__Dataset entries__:
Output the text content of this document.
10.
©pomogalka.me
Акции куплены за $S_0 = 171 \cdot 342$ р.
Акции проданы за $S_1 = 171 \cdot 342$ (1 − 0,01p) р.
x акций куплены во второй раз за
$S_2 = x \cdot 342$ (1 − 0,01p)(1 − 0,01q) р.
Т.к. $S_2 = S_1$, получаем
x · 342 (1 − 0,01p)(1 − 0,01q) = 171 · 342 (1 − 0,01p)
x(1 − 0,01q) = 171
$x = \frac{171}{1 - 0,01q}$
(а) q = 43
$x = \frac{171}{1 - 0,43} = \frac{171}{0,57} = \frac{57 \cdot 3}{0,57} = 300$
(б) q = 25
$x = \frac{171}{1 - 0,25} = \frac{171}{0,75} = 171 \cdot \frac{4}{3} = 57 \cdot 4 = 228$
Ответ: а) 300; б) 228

__OBJECTIVE__: Retype the entries exactly, including every line.

__WRITTEN SOLUTION__:
Output the text content of this document.
10.
©pomogalka.me
Акции куплены за $S_0 = 171 \cdot 342$ р.
Акции проданы за $S_1 = 171 \cdot 342$ (1 − 0,01p) р.
x акций куплены во второй раз за
$S_2 = x \cdot 342$ (1 − 0,01p)(1 − 0,01q) р.
Т.к. $S_2 = S_1$, получаем
x · 342 (1 − 0,01p)(1 − 0,01q) = 171 · 342 (1 − 0,01p)
x(1 − 0,01q) = 171
$x = \frac{171}{1 - 0,01q}$
(а) q = 43
$x = \frac{171}{1 - 0,43} = \frac{171}{0,57} = \frac{57 \cdot 3}{0,57} = 300$
(б) q = 25
$x = \frac{171}{1 - 0,25} = \frac{171}{0,75} = 171 \cdot \frac{4}{3} = 57 \cdot 4 = 228$
Ответ: а) 300; б) 228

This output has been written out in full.